Copy everything from the line containing "y-tick-label: 0 (62, 370, 68, 382)" down to the line containing "series-layer (72, 77, 399, 375)", substituting "y-axis-tick" for "y-tick-label" and leaving all else unchanged.
___ DATASET CONTENT
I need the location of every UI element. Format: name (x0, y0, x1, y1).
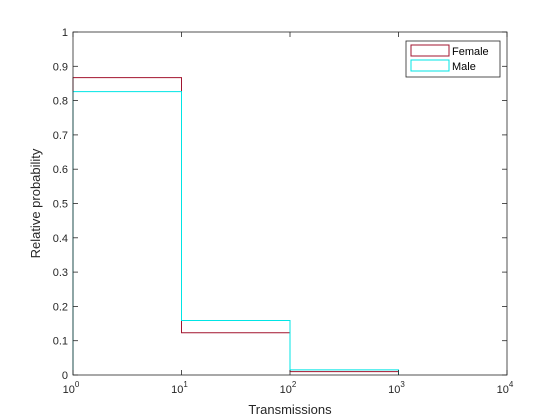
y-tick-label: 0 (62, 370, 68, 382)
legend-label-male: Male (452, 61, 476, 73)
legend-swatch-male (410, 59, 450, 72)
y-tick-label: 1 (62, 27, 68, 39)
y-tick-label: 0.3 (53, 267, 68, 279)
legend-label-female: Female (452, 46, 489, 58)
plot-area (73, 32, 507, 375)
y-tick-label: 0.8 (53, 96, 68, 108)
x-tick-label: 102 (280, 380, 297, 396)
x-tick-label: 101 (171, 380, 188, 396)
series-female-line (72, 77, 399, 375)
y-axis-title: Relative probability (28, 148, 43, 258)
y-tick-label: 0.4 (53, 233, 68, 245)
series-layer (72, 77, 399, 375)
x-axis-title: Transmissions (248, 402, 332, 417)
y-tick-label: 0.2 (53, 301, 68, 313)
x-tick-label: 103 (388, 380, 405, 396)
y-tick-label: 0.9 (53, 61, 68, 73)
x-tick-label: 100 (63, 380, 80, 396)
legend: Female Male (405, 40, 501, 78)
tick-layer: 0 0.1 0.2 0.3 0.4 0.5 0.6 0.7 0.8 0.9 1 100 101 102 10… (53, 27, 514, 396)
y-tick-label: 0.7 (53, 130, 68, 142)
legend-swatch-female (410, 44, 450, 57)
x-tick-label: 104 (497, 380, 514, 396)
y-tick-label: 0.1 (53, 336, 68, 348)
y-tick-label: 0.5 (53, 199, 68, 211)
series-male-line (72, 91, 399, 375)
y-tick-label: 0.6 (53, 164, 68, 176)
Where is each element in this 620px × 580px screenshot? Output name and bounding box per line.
______
FULL ANSWER:
y-axis-tick: 0 (62, 370, 68, 382)
legend-label-male: Male (452, 61, 476, 73)
legend-swatch-male (410, 59, 450, 72)
y-axis-tick: 1 (62, 27, 68, 39)
y-axis-tick: 0.3 (53, 267, 68, 279)
legend-label-female: Female (452, 46, 489, 58)
plot-area (73, 32, 507, 375)
y-axis-tick: 0.8 (53, 96, 68, 108)
x-tick-label: 102 (280, 380, 297, 396)
x-tick-label: 101 (171, 380, 188, 396)
series-female-line (72, 77, 399, 375)
y-axis-title: Relative probability (28, 148, 43, 258)
y-axis-tick: 0.4 (53, 233, 68, 245)
series-layer (72, 77, 399, 375)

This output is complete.